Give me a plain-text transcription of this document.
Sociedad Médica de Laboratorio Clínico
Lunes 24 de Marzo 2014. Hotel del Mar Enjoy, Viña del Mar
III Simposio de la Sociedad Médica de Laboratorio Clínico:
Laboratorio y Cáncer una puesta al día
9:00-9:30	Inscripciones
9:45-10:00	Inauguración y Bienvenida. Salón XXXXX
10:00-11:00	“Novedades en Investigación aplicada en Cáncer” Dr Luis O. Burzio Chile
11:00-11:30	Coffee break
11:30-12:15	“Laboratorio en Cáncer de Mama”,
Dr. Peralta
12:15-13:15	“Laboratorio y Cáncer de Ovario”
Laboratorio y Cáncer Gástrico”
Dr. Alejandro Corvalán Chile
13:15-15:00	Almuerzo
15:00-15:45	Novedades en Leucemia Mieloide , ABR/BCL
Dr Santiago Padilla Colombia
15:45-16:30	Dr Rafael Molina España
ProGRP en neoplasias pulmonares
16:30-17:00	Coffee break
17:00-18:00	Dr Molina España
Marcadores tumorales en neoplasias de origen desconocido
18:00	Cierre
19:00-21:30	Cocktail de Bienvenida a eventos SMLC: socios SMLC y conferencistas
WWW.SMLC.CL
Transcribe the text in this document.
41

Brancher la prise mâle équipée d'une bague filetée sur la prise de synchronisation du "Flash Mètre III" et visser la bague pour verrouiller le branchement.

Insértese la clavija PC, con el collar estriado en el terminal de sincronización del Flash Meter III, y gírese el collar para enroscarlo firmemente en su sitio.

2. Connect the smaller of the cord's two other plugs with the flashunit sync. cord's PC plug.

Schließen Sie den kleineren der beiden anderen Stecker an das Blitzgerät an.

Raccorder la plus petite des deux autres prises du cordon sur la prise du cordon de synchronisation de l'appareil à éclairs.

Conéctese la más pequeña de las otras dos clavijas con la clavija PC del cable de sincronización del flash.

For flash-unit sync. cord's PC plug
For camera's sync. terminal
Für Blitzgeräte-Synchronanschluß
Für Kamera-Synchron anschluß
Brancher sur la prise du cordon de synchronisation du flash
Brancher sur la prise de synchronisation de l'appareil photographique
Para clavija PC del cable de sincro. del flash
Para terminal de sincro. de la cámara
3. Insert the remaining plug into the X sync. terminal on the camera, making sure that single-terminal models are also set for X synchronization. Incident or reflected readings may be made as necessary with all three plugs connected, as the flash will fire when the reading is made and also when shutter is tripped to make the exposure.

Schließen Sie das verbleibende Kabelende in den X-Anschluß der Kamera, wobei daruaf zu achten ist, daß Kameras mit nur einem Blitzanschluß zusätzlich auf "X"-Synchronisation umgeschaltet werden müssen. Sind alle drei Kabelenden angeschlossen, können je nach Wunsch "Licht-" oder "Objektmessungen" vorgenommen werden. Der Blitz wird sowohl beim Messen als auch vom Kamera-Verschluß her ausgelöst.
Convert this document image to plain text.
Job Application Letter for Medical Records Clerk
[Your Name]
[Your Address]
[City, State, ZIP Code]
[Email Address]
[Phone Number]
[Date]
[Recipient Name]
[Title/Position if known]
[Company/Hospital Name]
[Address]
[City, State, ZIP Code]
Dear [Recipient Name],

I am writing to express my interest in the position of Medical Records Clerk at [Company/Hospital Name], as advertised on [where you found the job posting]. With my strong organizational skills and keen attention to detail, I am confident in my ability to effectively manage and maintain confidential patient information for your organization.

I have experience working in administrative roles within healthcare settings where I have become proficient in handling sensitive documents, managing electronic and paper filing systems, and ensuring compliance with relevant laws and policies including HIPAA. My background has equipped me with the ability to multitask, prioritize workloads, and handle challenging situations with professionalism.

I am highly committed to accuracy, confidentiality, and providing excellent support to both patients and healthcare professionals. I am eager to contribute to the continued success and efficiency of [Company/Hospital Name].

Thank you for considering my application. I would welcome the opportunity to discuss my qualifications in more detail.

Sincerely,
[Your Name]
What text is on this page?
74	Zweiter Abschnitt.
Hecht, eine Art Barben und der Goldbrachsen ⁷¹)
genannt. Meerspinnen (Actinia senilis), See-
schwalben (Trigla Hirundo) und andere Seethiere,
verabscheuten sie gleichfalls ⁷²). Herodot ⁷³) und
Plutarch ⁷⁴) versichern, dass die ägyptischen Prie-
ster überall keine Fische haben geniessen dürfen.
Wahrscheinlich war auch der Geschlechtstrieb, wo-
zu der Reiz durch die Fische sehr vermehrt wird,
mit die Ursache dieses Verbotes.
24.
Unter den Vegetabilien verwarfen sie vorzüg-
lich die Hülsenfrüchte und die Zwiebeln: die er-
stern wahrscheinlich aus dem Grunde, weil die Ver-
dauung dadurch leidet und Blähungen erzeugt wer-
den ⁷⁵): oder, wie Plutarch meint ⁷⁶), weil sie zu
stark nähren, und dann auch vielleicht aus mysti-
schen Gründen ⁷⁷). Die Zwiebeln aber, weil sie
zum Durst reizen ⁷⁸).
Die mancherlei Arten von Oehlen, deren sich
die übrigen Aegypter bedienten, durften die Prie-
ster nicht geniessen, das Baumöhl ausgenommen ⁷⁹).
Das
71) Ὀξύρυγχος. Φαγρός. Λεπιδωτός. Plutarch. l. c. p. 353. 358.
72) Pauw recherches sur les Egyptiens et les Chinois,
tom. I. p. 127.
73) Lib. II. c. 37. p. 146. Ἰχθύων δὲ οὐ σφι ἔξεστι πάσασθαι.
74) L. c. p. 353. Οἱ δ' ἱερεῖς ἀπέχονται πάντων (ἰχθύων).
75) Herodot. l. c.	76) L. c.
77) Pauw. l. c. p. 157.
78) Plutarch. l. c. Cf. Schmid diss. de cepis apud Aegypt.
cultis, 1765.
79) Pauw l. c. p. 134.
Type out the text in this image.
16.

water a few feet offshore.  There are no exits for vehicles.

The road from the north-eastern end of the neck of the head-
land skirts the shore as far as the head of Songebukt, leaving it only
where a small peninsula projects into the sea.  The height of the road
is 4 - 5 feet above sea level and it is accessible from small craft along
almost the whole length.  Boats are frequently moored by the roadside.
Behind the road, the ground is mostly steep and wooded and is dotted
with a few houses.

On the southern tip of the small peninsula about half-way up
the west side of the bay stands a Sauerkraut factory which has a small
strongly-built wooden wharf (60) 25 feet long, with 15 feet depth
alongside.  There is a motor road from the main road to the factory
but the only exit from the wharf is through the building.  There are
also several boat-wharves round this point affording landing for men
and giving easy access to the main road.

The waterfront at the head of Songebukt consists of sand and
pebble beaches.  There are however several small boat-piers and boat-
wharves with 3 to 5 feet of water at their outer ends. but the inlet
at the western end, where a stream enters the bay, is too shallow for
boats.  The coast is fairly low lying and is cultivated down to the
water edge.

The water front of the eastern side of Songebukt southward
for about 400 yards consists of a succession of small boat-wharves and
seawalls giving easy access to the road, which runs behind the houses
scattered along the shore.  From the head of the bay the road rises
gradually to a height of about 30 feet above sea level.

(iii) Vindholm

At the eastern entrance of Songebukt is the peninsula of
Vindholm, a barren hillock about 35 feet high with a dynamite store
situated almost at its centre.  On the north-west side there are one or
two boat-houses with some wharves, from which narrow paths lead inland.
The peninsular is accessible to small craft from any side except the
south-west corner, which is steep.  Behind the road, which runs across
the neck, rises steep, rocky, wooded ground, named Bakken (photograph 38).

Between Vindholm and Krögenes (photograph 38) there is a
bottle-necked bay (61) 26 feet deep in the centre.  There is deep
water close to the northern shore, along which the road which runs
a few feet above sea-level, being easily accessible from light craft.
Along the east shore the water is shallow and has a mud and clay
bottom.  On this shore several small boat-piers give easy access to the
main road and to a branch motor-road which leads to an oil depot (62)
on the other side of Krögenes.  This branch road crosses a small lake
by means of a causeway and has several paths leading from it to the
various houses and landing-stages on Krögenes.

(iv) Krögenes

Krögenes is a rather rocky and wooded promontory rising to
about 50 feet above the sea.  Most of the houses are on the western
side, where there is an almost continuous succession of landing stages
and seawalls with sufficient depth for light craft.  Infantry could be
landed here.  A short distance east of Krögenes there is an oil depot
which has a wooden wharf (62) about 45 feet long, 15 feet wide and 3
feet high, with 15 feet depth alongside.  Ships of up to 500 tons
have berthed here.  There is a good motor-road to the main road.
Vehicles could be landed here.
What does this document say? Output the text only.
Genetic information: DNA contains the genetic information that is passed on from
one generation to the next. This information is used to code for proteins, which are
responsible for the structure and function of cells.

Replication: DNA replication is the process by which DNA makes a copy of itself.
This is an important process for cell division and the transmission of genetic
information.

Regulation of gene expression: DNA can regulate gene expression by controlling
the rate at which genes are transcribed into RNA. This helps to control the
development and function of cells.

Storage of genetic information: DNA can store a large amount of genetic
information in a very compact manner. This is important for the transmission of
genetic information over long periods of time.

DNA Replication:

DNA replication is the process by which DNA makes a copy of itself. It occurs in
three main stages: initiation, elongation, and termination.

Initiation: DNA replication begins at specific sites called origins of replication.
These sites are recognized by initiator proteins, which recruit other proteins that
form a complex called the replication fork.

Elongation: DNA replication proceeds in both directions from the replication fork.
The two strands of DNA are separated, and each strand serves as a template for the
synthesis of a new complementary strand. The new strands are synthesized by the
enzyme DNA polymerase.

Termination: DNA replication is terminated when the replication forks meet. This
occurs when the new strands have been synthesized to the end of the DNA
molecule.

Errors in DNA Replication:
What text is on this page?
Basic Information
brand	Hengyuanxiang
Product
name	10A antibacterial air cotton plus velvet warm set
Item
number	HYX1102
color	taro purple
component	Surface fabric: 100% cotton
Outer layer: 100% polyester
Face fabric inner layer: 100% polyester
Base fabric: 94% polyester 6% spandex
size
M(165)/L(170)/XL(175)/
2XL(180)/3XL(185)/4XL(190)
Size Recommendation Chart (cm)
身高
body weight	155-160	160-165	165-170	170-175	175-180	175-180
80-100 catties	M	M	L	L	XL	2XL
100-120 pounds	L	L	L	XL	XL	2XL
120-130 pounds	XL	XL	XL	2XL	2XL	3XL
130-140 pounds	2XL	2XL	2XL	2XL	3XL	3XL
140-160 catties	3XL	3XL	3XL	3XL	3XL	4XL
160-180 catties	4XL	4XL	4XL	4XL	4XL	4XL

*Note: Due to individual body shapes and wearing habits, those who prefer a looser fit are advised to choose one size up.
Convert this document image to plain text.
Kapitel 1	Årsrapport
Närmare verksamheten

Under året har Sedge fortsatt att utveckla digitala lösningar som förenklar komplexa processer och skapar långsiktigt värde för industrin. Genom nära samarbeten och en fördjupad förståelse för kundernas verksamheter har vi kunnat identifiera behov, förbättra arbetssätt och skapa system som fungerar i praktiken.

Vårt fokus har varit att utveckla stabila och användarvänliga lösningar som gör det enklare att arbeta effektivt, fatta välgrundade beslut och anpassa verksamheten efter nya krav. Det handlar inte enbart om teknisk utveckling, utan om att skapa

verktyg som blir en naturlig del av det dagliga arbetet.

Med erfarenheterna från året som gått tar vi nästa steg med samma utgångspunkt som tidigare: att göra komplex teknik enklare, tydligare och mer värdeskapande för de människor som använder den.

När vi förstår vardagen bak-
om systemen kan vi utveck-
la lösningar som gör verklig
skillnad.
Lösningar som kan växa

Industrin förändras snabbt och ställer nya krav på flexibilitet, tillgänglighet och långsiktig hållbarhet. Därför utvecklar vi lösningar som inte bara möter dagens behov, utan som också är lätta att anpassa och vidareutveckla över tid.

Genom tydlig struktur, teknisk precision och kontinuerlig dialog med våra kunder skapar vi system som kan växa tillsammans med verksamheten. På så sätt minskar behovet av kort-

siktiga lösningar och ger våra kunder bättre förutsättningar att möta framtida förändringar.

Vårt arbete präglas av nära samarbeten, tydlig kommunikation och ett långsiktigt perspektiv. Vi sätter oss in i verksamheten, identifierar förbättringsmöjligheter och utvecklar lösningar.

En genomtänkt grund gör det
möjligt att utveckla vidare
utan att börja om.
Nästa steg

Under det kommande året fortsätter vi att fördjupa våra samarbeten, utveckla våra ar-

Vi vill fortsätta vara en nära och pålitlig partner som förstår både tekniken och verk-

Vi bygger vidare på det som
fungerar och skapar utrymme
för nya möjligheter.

◇ ◇ ◇

EXERCISE PROMPT: Copy every line of the entries above in which "cells" occurs.

SOLUTION FOR THIS EXERCISE:
responsible for the structure and function of cells.
development and function of cells.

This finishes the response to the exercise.